Exercise task »
Rewrite the execution-plan excerpt from "Reading Execution Plans, Part" up to and including "to the user.", changing "nodes" to "operators".

Excerpt »

►

Reading Execution Plans, Part 4: Processing Data

‹ Previous Section

So now we have some data, and we've combined it with other tables. However, sometimes we need to compute new columns based on data from other columns, or we weren't able to filter data at the table. Now we have some Processing nodes where we can do whatever else we need to do with the data before delivering to the user.

Compute Scalar Node

The Compute Scalar node is where any new columns get computed; the new columns are added to the row, and the row is immediately returned. Non-persisted computed columns defined in a table schema are also calculated in a Compute Scalar node. The reason this work is not being done in the Select node is because this operation can be necessary to have the data required to operate other nodes, such as the Filter node.

Take the following query: select * from SalesOrderHeader where datediff(d, OrderDate, ShipDate) > 5. The value being compared (datediff(d, OrderDate, ShipDate)) does not exist in the table, so it must be computed before the record can be filtered. By having a dedicated Compute Scalar node, everything that can be computed as a new column can be consolidated to a single node which can be used anywhere in the execution plan.

◄

Information given »

►

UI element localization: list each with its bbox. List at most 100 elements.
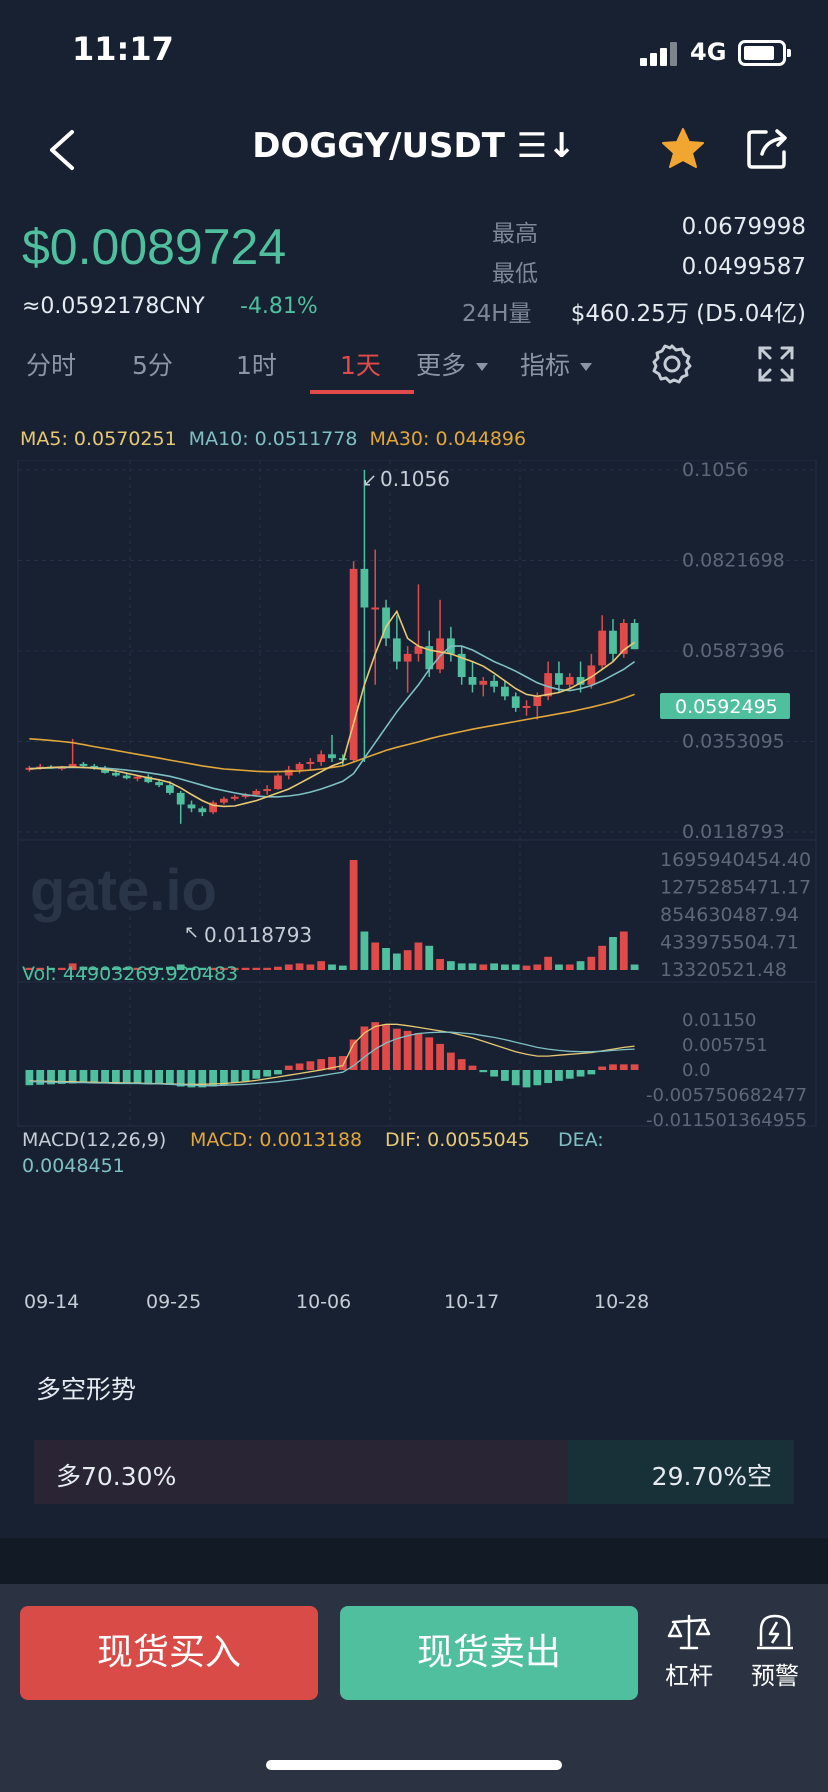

◄
►

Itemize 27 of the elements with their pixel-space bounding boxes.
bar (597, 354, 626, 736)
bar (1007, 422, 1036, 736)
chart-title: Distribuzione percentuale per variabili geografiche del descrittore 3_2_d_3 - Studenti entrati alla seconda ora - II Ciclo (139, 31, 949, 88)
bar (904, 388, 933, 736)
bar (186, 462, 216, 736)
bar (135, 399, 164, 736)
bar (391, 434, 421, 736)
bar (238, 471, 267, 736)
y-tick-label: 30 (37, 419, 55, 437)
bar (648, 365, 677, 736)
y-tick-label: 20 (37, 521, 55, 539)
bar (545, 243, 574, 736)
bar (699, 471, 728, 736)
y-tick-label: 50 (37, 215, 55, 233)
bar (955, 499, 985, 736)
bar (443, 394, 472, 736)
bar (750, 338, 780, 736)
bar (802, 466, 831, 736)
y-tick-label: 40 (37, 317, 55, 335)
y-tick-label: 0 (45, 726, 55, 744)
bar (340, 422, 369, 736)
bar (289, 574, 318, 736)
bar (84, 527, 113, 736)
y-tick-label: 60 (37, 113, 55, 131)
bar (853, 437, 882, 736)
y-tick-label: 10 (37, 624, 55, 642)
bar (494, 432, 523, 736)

◄

Expected output »
Reading Execution Plans, Part 4: Processing Data

‹ Previous Section

So now we have some data, and we've combined it with other tables. However, sometimes we need to compute new columns based on data from other columns, or we weren't able to filter data at the table. Now we have some Processing operators where we can do whatever else we need to do with the data before delivering to the user.